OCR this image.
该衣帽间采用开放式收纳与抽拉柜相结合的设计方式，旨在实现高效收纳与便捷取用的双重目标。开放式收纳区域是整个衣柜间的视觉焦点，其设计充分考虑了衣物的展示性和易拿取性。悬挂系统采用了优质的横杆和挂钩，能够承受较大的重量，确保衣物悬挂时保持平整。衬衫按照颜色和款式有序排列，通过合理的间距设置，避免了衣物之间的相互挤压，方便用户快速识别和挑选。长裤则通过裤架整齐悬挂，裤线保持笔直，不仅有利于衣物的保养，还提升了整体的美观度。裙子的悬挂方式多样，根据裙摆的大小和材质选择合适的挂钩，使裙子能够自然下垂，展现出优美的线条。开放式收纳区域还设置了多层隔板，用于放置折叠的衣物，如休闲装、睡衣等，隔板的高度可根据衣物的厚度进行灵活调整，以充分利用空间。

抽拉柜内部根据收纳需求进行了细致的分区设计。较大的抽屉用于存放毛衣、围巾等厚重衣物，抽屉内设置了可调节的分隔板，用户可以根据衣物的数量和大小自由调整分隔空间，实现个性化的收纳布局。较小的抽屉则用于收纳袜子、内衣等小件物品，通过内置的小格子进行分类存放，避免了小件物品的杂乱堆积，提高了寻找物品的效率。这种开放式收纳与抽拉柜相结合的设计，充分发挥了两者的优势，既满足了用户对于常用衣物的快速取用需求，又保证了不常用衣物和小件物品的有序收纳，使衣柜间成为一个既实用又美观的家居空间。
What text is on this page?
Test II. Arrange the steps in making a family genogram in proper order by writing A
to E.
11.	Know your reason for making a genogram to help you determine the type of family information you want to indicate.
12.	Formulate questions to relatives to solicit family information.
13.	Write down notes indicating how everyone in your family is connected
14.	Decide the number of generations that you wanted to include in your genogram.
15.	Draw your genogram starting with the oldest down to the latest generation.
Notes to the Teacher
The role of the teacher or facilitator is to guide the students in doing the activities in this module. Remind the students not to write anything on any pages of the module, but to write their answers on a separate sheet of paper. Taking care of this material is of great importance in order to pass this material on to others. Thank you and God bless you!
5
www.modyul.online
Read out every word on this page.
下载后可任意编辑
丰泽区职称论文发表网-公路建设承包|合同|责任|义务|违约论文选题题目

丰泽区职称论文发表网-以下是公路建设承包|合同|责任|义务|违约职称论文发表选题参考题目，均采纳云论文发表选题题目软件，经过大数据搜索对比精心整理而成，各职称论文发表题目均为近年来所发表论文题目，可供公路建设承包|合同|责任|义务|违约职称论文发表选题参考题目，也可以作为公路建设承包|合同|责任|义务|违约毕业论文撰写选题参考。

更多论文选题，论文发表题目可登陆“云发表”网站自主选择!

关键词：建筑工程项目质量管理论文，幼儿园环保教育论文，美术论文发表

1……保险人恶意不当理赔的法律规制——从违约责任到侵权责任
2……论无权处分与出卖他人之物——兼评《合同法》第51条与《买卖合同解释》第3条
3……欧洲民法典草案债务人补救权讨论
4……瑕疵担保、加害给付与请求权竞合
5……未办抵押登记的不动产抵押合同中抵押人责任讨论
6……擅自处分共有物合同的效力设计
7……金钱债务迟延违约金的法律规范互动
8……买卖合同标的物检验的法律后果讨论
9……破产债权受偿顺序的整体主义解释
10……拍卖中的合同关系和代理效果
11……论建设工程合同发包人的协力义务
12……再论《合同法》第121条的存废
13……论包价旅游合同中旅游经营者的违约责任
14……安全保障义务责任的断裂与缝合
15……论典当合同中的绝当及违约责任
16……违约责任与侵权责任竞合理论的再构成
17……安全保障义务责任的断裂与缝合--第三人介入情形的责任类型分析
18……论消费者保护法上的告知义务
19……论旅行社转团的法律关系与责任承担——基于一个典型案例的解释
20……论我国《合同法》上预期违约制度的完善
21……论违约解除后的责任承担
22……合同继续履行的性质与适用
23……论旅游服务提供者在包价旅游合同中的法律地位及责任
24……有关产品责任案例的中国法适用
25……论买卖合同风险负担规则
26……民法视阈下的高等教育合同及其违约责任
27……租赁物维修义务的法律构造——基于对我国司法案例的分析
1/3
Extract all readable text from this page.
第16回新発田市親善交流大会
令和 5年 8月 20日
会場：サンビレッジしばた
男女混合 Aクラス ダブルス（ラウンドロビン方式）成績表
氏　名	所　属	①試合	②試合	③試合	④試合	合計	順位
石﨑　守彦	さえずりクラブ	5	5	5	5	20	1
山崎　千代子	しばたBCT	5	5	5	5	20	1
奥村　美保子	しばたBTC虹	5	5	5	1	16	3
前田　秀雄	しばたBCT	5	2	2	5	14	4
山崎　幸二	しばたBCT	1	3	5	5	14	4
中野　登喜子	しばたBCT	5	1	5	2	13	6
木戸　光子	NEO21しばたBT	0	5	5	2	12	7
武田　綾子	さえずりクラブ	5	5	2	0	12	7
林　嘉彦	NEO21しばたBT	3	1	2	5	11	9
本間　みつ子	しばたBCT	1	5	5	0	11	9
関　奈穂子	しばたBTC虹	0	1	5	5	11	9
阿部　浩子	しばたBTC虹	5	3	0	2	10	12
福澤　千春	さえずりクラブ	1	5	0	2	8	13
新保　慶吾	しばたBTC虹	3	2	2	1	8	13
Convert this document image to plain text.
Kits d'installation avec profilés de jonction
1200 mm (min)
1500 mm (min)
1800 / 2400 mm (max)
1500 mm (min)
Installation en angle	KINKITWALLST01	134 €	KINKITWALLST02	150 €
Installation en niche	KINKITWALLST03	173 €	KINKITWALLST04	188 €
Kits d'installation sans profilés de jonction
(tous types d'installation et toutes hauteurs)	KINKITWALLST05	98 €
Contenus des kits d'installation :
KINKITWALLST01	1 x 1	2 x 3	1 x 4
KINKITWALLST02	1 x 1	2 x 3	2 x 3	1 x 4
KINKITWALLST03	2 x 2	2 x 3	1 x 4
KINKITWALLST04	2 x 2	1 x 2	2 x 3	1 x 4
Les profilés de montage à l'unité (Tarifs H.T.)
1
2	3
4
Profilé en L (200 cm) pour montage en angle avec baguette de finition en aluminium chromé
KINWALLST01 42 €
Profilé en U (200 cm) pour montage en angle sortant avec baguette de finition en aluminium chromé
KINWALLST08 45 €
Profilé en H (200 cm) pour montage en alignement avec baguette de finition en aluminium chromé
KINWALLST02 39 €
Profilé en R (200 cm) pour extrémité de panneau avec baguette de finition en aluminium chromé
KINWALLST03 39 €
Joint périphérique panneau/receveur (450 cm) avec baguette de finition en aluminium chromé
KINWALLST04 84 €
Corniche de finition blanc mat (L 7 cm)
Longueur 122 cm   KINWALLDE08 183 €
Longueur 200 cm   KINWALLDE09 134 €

----------------------------------------

**WORK TO COMPLETE**
Repeat the material in full, exactly as it stands.

**ANSWER FOR THE TASK**
OCR this image.
该衣帽间采用开放式收纳与抽拉柜相结合的设计方式，旨在实现高效收纳与便捷取用的双重目标。开放式收纳区域是整个衣柜间的视觉焦点，其设计充分考虑了衣物的展示性和易拿取性。悬挂系统采用了优质的横杆和挂钩，能够承受较大的重量，确保衣物悬挂时保持平整。衬衫按照颜色和款式有序排列，通过合理的间距设置，避免了衣物之间的相互挤压，方便用户快速识别和挑选。长裤则通过裤架整齐悬挂，裤线保持笔直，不仅有利于衣物的保养，还提升了整体的美观度。裙子的悬挂方式多样，根据裙摆的大小和材质选择合适的挂钩，使裙子能够自然下垂，展现出优美的线条。开放式收纳区域还设置了多层隔板，用于放置折叠的衣物，如休闲装、睡衣等，隔板的高度可根据衣物的厚度进行灵活调整，以充分利用空间。

抽拉柜内部根据收纳需求进行了细致的分区设计。较大的抽屉用于存放毛衣、围巾等厚重衣物，抽屉内设置了可调节的分隔板，用户可以根据衣物的数量和大小自由调整分隔空间，实现个性化的收纳布局。较小的抽屉则用于收纳袜子、内衣等小件物品，通过内置的小格子进行分类存放，避免了小件物品的杂乱堆积，提高了寻找物品的效率。这种开放式收纳与抽拉柜相结合的设计，充分发挥了两者的优势，既满足了用户对于常用衣物的快速取用需求，又保证了不常用衣物和小件物品的有序收纳，使衣柜间成为一个既实用又美观的家居空间。
What text is on this page?
Test II. Arrange the steps in making a family genogram in proper order by writing A
to E.
11.	Know your reason for making a genogram to help you determine the type of family information you want to indicate.
12.	Formulate questions to relatives to solicit family information.
13.	Write down notes indicating how everyone in your family is connected
14.	Decide the number of generations that you wanted to include in your genogram.
15.	Draw your genogram starting with the oldest down to the latest generation.
Notes to the Teacher
The role of the teacher or facilitator is to guide the students in doing the activities in this module. Remind the students not to write anything on any pages of the module, but to write their answers on a separate sheet of paper. Taking care of this material is of great importance in order to pass this material on to others. Thank you and God bless you!
5
www.modyul.online
Read out every word on this page.
下载后可任意编辑
丰泽区职称论文发表网-公路建设承包|合同|责任|义务|违约论文选题题目

丰泽区职称论文发表网-以下是公路建设承包|合同|责任|义务|违约职称论文发表选题参考题目，均采纳云论文发表选题题目软件，经过大数据搜索对比精心整理而成，各职称论文发表题目均为近年来所发表论文题目，可供公路建设承包|合同|责任|义务|违约职称论文发表选题参考题目，也可以作为公路建设承包|合同|责任|义务|违约毕业论文撰写选题参考。

更多论文选题，论文发表题目可登陆“云发表”网站自主选择!

关键词：建筑工程项目质量管理论文，幼儿园环保教育论文，美术论文发表

1……保险人恶意不当理赔的法律规制——从违约责任到侵权责任
2……论无权处分与出卖他人之物——兼评《合同法》第51条与《买卖合同解释》第3条
3……欧洲民法典草案债务人补救权讨论
4……瑕疵担保、加害给付与请求权竞合
5……未办抵押登记的不动产抵押合同中抵押人责任讨论
6……擅自处分共有物合同的效力设计
7……金钱债务迟延违约金的法律规范互动
8……买卖合同标的物检验的法律后果讨论
9……破产债权受偿顺序的整体主义解释
10……拍卖中的合同关系和代理效果
11……论建设工程合同发包人的协力义务
12……再论《合同法》第121条的存废
13……论包价旅游合同中旅游经营者的违约责任
14……安全保障义务责任的断裂与缝合
15……论典当合同中的绝当及违约责任
16……违约责任与侵权责任竞合理论的再构成
17……安全保障义务责任的断裂与缝合--第三人介入情形的责任类型分析
18……论消费者保护法上的告知义务
19……论旅行社转团的法律关系与责任承担——基于一个典型案例的解释
20……论我国《合同法》上预期违约制度的完善
21……论违约解除后的责任承担
22……合同继续履行的性质与适用
23……论旅游服务提供者在包价旅游合同中的法律地位及责任
24……有关产品责任案例的中国法适用
25……论买卖合同风险负担规则
26……民法视阈下的高等教育合同及其违约责任
27……租赁物维修义务的法律构造——基于对我国司法案例的分析
1/3
Extract all readable text from this page.
第16回新発田市親善交流大会
令和 5年 8月 20日
会場：サンビレッジしばた
男女混合 Aクラス ダブルス（ラウンドロビン方式）成績表
氏　名	所　属	①試合	②試合	③試合	④試合	合計	順位
石﨑　守彦	さえずりクラブ	5	5	5	5	20	1
山崎　千代子	しばたBCT	5	5	5	5	20	1
奥村　美保子	しばたBTC虹	5	5	5	1	16	3
前田　秀雄	しばたBCT	5	2	2	5	14	4
山崎　幸二	しばたBCT	1	3	5	5	14	4
中野　登喜子	しばたBCT	5	1	5	2	13	6
木戸　光子	NEO21しばたBT	0	5	5	2	12	7
武田　綾子	さえずりクラブ	5	5	2	0	12	7
林　嘉彦	NEO21しばたBT	3	1	2	5	11	9
本間　みつ子	しばたBCT	1	5	5	0	11	9
関　奈穂子	しばたBTC虹	0	1	5	5	11	9
阿部　浩子	しばたBTC虹	5	3	0	2	10	12
福澤　千春	さえずりクラブ	1	5	0	2	8	13
新保　慶吾	しばたBTC虹	3	2	2	1	8	13
Convert this document image to plain text.
Kits d'installation avec profilés de jonction
1200 mm (min)
1500 mm (min)
1800 / 2400 mm (max)
1500 mm (min)
Installation en angle	KINKITWALLST01	134 €	KINKITWALLST02	150 €
Installation en niche	KINKITWALLST03	173 €	KINKITWALLST04	188 €
Kits d'installation sans profilés de jonction
(tous types d'installation et toutes hauteurs)	KINKITWALLST05	98 €
Contenus des kits d'installation :
KINKITWALLST01	1 x 1	2 x 3	1 x 4
KINKITWALLST02	1 x 1	2 x 3	2 x 3	1 x 4
KINKITWALLST03	2 x 2	2 x 3	1 x 4
KINKITWALLST04	2 x 2	1 x 2	2 x 3	1 x 4
Les profilés de montage à l'unité (Tarifs H.T.)
1
2	3
4
Profilé en L (200 cm) pour montage en angle avec baguette de finition en aluminium chromé
KINWALLST01 42 €
Profilé en U (200 cm) pour montage en angle sortant avec baguette de finition en aluminium chromé
KINWALLST08 45 €
Profilé en H (200 cm) pour montage en alignement avec baguette de finition en aluminium chromé
KINWALLST02 39 €
Profilé en R (200 cm) pour extrémité de panneau avec baguette de finition en aluminium chromé
KINWALLST03 39 €
Joint périphérique panneau/receveur (450 cm) avec baguette de finition en aluminium chromé
KINWALLST04 84 €
Corniche de finition blanc mat (L 7 cm)
Longueur 122 cm   KINWALLDE08 183 €
Longueur 200 cm   KINWALLDE09 134 €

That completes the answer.